___ Dataset records ___

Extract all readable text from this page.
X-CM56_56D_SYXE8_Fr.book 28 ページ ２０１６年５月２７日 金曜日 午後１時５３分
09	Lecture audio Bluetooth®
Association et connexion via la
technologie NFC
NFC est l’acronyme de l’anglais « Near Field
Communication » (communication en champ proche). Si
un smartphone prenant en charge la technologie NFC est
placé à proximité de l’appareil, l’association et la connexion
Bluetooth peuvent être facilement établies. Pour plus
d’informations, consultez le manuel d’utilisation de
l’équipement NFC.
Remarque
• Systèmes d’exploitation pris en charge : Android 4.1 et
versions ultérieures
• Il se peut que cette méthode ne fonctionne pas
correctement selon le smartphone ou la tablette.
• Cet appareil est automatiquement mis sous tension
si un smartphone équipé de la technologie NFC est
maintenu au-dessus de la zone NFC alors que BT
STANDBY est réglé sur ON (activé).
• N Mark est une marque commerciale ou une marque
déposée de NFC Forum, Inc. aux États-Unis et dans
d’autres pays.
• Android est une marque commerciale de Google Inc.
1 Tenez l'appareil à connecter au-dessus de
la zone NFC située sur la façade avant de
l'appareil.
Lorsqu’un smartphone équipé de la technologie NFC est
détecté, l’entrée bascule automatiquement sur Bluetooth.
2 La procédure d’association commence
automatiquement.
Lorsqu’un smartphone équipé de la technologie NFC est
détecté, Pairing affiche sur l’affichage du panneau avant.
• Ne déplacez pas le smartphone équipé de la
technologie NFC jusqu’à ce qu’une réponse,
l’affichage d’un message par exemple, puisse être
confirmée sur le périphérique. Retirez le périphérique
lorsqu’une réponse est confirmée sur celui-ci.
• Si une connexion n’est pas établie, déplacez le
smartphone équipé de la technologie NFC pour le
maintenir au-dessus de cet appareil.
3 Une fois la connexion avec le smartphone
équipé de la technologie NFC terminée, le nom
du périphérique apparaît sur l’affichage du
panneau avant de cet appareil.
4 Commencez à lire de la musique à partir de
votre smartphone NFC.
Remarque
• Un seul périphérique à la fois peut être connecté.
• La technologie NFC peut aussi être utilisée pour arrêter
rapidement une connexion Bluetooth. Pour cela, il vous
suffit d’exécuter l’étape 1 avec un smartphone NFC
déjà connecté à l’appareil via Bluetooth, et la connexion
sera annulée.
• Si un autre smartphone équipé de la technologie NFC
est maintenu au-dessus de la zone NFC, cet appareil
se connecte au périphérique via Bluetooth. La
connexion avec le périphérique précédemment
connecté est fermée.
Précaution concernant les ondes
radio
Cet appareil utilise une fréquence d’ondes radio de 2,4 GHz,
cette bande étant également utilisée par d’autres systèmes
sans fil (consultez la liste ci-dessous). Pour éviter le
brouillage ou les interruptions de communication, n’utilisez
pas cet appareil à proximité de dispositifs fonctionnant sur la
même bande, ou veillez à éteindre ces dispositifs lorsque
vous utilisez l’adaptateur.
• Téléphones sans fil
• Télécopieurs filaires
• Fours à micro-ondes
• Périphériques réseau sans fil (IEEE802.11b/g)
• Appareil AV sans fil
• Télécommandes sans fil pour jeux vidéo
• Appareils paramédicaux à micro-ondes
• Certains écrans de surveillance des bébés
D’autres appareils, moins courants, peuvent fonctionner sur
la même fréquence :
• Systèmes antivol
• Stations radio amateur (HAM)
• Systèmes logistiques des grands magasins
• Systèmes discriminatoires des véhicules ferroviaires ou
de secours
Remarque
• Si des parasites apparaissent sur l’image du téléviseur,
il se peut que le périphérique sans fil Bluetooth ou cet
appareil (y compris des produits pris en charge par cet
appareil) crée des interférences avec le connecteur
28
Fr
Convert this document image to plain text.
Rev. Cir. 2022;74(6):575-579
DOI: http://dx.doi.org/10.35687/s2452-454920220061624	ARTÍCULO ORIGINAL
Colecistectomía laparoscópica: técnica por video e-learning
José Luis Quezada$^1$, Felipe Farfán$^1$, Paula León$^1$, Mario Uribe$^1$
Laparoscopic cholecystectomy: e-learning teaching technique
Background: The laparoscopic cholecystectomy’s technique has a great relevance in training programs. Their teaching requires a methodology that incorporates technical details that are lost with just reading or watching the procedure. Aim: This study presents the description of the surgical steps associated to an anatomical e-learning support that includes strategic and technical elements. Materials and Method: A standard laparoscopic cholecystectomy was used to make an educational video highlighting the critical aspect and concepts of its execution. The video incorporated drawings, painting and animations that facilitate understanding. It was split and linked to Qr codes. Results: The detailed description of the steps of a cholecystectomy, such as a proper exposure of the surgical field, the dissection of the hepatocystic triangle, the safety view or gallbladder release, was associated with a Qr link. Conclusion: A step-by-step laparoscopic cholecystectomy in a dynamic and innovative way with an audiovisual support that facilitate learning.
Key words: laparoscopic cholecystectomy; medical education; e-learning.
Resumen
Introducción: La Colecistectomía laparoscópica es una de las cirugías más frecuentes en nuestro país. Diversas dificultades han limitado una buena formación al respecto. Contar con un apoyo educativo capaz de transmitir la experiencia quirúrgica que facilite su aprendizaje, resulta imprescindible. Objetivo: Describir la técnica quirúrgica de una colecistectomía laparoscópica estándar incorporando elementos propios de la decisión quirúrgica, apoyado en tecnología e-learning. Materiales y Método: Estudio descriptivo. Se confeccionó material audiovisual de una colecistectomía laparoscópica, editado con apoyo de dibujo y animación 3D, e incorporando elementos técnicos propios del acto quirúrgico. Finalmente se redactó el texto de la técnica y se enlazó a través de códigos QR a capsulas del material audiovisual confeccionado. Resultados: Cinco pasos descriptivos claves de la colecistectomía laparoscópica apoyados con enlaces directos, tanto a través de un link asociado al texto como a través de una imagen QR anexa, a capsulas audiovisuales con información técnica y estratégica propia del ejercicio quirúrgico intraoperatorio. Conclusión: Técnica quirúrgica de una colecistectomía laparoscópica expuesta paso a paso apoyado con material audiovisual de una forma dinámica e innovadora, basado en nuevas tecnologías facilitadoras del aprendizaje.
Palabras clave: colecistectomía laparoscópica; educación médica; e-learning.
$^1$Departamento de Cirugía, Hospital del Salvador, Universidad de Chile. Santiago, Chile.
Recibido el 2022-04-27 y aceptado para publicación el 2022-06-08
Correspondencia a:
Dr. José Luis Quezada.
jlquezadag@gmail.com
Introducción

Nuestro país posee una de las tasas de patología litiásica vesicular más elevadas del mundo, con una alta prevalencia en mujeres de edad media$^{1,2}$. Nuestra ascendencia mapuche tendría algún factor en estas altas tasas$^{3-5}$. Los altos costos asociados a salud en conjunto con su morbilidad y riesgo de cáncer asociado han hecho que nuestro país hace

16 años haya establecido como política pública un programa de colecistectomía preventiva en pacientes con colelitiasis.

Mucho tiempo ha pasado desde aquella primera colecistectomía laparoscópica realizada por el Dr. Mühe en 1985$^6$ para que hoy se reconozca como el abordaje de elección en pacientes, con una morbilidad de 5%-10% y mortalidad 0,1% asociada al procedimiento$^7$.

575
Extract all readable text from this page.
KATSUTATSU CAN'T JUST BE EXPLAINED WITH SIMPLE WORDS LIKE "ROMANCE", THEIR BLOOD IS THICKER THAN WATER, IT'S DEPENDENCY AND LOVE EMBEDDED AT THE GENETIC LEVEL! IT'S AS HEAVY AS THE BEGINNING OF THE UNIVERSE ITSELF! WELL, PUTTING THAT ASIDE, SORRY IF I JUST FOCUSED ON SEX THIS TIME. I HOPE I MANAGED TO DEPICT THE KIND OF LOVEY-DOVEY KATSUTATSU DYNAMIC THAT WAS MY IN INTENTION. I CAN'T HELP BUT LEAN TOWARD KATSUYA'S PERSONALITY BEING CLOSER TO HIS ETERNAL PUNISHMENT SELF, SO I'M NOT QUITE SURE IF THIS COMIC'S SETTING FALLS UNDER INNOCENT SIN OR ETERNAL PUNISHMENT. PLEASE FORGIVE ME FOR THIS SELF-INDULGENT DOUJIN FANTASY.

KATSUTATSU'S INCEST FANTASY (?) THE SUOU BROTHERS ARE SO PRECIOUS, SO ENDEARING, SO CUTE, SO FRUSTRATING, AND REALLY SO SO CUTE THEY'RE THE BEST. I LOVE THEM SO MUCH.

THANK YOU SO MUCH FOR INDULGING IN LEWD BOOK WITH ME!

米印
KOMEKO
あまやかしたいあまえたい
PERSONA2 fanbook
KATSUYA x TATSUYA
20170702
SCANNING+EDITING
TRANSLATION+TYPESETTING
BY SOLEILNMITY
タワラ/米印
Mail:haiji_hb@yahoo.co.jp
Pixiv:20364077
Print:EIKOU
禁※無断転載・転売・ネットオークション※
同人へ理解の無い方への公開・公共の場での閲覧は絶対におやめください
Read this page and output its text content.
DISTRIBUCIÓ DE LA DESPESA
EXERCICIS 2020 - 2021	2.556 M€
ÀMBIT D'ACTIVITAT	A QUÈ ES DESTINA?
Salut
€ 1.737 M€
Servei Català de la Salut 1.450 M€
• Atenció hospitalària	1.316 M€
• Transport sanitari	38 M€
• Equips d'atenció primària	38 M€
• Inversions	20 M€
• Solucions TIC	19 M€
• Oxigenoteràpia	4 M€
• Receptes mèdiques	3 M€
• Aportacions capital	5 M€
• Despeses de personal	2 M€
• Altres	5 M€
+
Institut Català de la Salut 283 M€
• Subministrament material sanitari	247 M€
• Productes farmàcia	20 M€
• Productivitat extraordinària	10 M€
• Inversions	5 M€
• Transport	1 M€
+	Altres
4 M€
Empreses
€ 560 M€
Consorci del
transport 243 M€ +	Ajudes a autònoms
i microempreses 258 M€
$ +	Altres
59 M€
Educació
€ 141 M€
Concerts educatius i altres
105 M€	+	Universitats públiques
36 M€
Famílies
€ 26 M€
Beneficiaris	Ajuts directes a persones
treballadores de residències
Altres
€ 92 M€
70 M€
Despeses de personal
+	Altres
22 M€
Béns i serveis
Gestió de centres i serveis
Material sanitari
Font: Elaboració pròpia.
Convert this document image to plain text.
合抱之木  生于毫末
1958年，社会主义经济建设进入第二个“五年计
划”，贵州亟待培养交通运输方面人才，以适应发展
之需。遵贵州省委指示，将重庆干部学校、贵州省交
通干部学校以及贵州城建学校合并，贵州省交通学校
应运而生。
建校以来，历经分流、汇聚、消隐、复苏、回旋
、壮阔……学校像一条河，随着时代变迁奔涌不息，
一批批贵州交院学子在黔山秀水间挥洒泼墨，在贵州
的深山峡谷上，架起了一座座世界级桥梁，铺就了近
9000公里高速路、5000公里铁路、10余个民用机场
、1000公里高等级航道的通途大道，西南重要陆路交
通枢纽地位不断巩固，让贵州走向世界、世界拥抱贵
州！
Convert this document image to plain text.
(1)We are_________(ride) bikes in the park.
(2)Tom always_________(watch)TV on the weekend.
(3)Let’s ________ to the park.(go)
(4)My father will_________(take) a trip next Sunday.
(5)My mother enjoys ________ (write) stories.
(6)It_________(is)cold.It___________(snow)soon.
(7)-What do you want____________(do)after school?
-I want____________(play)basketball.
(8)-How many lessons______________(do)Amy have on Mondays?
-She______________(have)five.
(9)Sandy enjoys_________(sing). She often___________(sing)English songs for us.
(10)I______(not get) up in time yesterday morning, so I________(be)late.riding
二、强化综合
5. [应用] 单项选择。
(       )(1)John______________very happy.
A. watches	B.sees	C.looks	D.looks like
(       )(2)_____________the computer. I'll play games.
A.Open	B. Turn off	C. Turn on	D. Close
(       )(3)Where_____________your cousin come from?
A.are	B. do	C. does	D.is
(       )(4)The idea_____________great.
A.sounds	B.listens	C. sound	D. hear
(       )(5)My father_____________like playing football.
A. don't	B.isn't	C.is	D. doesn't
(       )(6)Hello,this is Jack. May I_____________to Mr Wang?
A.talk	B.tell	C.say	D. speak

___

### Job
Pull out the lines above in which the word "peut" appears.

### The solution
• Il se peut que cette méthode ne fonctionne pas
• Un seul périphérique à la fois peut être connecté.
• La technologie NFC peut aussi être utilisée pour arrêter
il se peut que le périphérique sans fil Bluetooth ou cet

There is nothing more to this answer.